[Figure data in JSON]
---+---

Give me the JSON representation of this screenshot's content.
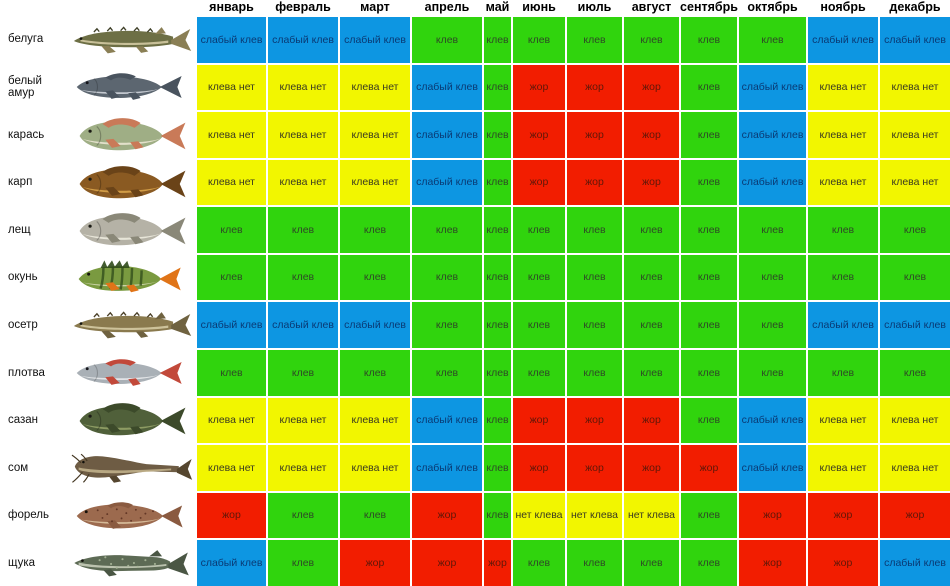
{
  "table": {
    "months": [
      "январь",
      "февраль",
      "март",
      "апрель",
      "май",
      "июнь",
      "июль",
      "август",
      "сентябрь",
      "октябрь",
      "ноябрь",
      "декабрь"
    ],
    "statuses": {
      "w": {
        "label": "слабый клев",
        "bg": "#0d96e2",
        "fg": "#0a3a74"
      },
      "b": {
        "label": "клев",
        "bg": "#30d40d",
        "fg": "#2e4a26"
      },
      "n": {
        "label": "клева нет",
        "bg": "#f2f600",
        "fg": "#3a3a20"
      },
      "f": {
        "label": "жор",
        "bg": "#f21d00",
        "fg": "#611708"
      }
    },
    "rows": [
      {
        "fish": "белуга",
        "icon": "beluga-fish-icon",
        "shape": "sturgeon",
        "colors": {
          "body": "#6d6f45",
          "belly": "#d8cfa8",
          "fin": "#8a7f55",
          "detail": "#3f4028"
        },
        "cells": [
          "w",
          "w",
          "w",
          "b",
          "b",
          "b",
          "b",
          "b",
          "b",
          "b",
          "w",
          "w"
        ]
      },
      {
        "fish": "белый амур",
        "icon": "grass-carp-fish-icon",
        "shape": "slim",
        "colors": {
          "body": "#5c6670",
          "belly": "#cfd4da",
          "fin": "#49535e",
          "detail": "#3a424c"
        },
        "cells": [
          "n",
          "n",
          "n",
          "w",
          "b",
          "f",
          "f",
          "f",
          "b",
          "w",
          "n",
          "n"
        ]
      },
      {
        "fish": "карась",
        "icon": "crucian-carp-fish-icon",
        "shape": "deep",
        "colors": {
          "body": "#9fae85",
          "belly": "#e9e6d2",
          "fin": "#c97a58",
          "detail": "#6a7a55"
        },
        "cells": [
          "n",
          "n",
          "n",
          "w",
          "b",
          "f",
          "f",
          "f",
          "b",
          "w",
          "n",
          "n"
        ]
      },
      {
        "fish": "карп",
        "icon": "carp-fish-icon",
        "shape": "deep",
        "colors": {
          "body": "#8a5a22",
          "belly": "#d8a34a",
          "fin": "#6a4318",
          "detail": "#523510"
        },
        "cells": [
          "n",
          "n",
          "n",
          "w",
          "b",
          "f",
          "f",
          "f",
          "b",
          "w",
          "n",
          "n"
        ]
      },
      {
        "fish": "лещ",
        "icon": "bream-fish-icon",
        "shape": "deep",
        "colors": {
          "body": "#b5b2a6",
          "belly": "#eceade",
          "fin": "#8a8878",
          "detail": "#7a7868"
        },
        "cells": [
          "b",
          "b",
          "b",
          "b",
          "b",
          "b",
          "b",
          "b",
          "b",
          "b",
          "b",
          "b"
        ]
      },
      {
        "fish": "окунь",
        "icon": "perch-fish-icon",
        "shape": "perch",
        "colors": {
          "body": "#7a9a40",
          "belly": "#d8dcb8",
          "fin": "#e07418",
          "detail": "#2f4a1a"
        },
        "cells": [
          "b",
          "b",
          "b",
          "b",
          "b",
          "b",
          "b",
          "b",
          "b",
          "b",
          "b",
          "b"
        ]
      },
      {
        "fish": "осетр",
        "icon": "sturgeon-fish-icon",
        "shape": "sturgeon",
        "colors": {
          "body": "#8a7a4e",
          "belly": "#d8cfa8",
          "fin": "#6f6240",
          "detail": "#4a3f26"
        },
        "cells": [
          "w",
          "w",
          "w",
          "b",
          "b",
          "b",
          "b",
          "b",
          "b",
          "b",
          "w",
          "w"
        ]
      },
      {
        "fish": "плотва",
        "icon": "roach-fish-icon",
        "shape": "slim",
        "colors": {
          "body": "#a9b0b6",
          "belly": "#e8eaec",
          "fin": "#c2493a",
          "detail": "#8a9096"
        },
        "cells": [
          "b",
          "b",
          "b",
          "b",
          "b",
          "b",
          "b",
          "b",
          "b",
          "b",
          "b",
          "b"
        ]
      },
      {
        "fish": "сазан",
        "icon": "wild-carp-fish-icon",
        "shape": "deep",
        "colors": {
          "body": "#50603a",
          "belly": "#93a268",
          "fin": "#3c4a2a",
          "detail": "#2e3a20"
        },
        "cells": [
          "n",
          "n",
          "n",
          "w",
          "b",
          "f",
          "f",
          "f",
          "b",
          "w",
          "n",
          "n"
        ]
      },
      {
        "fish": "сом",
        "icon": "catfish-fish-icon",
        "shape": "catfish",
        "colors": {
          "body": "#6e5c44",
          "belly": "#cbbb94",
          "fin": "#55462f",
          "detail": "#443722"
        },
        "cells": [
          "n",
          "n",
          "n",
          "w",
          "b",
          "f",
          "f",
          "f",
          "f",
          "w",
          "n",
          "n"
        ]
      },
      {
        "fish": "форель",
        "icon": "trout-fish-icon",
        "shape": "trout",
        "colors": {
          "body": "#9c6a4e",
          "belly": "#dcc2a0",
          "fin": "#8a5a40",
          "detail": "#5a2f20"
        },
        "cells": [
          "f",
          "b",
          "b",
          "f",
          "b",
          "n",
          "n",
          "n",
          "b",
          "f",
          "f",
          "f"
        ],
        "cell_text_overrides": {
          "5": "нет клева",
          "6": "нет клева",
          "7": "нет клева"
        }
      },
      {
        "fish": "щука",
        "icon": "pike-fish-icon",
        "shape": "pike",
        "colors": {
          "body": "#5d6b55",
          "belly": "#ccd2c0",
          "fin": "#4a5644",
          "detail": "#aab89a"
        },
        "cells": [
          "w",
          "b",
          "f",
          "f",
          "f",
          "b",
          "b",
          "b",
          "b",
          "f",
          "f",
          "w"
        ]
      }
    ]
  }
}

---+---

### Exercise objective:
Return from the data every line that holds "клева".

### In response:
        "label": "клева нет",
          "5": "нет клева",
          "6": "нет клева",
          "7": "нет клева"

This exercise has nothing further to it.